> **THE TASK**:
Note each line that includes the word "High". Copy those lines.

> **MATERIAL FOR THIS EXERCISE**:
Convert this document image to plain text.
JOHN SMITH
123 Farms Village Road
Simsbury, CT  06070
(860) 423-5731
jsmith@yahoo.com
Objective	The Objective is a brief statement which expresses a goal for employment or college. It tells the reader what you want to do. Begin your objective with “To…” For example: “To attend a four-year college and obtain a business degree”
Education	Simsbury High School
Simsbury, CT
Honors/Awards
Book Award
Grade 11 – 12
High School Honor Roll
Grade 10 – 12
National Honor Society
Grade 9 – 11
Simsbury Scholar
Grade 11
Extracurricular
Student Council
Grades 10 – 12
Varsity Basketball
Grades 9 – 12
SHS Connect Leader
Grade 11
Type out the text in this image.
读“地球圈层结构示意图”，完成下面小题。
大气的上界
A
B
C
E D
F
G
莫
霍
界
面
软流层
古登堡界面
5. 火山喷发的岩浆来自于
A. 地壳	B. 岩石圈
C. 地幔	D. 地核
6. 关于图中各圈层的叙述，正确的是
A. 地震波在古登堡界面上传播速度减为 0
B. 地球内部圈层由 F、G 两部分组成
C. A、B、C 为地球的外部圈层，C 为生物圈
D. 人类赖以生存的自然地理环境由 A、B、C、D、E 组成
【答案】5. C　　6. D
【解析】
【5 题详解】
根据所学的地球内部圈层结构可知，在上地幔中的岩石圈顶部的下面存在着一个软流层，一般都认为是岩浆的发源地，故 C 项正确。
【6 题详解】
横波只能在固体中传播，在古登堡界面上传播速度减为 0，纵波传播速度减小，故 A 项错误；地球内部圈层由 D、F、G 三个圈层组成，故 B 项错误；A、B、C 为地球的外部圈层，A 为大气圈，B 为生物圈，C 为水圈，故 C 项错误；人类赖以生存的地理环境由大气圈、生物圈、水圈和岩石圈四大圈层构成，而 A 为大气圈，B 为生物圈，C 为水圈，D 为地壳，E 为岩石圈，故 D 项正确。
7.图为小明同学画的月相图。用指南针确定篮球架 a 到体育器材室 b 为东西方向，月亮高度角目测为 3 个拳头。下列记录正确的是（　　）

> **FINAL RESULT**:
Education	Simsbury High School
High School Honor Roll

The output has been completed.